Provided records
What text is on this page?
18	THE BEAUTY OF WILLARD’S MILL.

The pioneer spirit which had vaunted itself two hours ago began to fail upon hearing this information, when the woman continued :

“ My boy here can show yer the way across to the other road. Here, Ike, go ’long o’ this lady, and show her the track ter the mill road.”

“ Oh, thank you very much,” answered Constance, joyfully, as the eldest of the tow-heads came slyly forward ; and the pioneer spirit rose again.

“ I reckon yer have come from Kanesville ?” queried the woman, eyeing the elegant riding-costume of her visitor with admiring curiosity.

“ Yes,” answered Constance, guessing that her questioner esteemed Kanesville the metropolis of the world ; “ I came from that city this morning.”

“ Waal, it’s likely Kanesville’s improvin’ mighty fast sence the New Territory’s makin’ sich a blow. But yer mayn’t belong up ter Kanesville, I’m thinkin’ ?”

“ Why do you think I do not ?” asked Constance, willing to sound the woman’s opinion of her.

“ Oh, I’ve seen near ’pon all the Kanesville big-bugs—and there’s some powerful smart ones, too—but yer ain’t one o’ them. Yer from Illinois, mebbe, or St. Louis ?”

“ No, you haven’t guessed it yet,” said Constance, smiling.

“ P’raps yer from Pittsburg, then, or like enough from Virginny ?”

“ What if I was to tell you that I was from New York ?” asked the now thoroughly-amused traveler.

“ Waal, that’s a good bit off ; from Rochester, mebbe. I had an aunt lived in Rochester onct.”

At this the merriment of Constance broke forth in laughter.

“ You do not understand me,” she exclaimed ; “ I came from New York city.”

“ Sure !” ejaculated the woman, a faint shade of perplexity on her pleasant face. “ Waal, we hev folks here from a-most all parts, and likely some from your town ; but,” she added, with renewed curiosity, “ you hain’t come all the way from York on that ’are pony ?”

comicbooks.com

Stated task
Go through the records and print each one exactly.

Output of the task
What text is on this page?
18	THE BEAUTY OF WILLARD’S MILL.

The pioneer spirit which had vaunted itself two hours ago began to fail upon hearing this information, when the woman continued :

“ My boy here can show yer the way across to the other road. Here, Ike, go ’long o’ this lady, and show her the track ter the mill road.”

“ Oh, thank you very much,” answered Constance, joyfully, as the eldest of the tow-heads came slyly forward ; and the pioneer spirit rose again.

“ I reckon yer have come from Kanesville ?” queried the woman, eyeing the elegant riding-costume of her visitor with admiring curiosity.

“ Yes,” answered Constance, guessing that her questioner esteemed Kanesville the metropolis of the world ; “ I came from that city this morning.”

“ Waal, it’s likely Kanesville’s improvin’ mighty fast sence the New Territory’s makin’ sich a blow. But yer mayn’t belong up ter Kanesville, I’m thinkin’ ?”

“ Why do you think I do not ?” asked Constance, willing to sound the woman’s opinion of her.

“ Oh, I’ve seen near ’pon all the Kanesville big-bugs—and there’s some powerful smart ones, too—but yer ain’t one o’ them. Yer from Illinois, mebbe, or St. Louis ?”

“ No, you haven’t guessed it yet,” said Constance, smiling.

“ P’raps yer from Pittsburg, then, or like enough from Virginny ?”

“ What if I was to tell you that I was from New York ?” asked the now thoroughly-amused traveler.

“ Waal, that’s a good bit off ; from Rochester, mebbe. I had an aunt lived in Rochester onct.”

At this the merriment of Constance broke forth in laughter.

“ You do not understand me,” she exclaimed ; “ I came from New York city.”

“ Sure !” ejaculated the woman, a faint shade of perplexity on her pleasant face. “ Waal, we hev folks here from a-most all parts, and likely some from your town ; but,” she added, with renewed curiosity, “ you hain’t come all the way from York on that ’are pony ?”

comicbooks.com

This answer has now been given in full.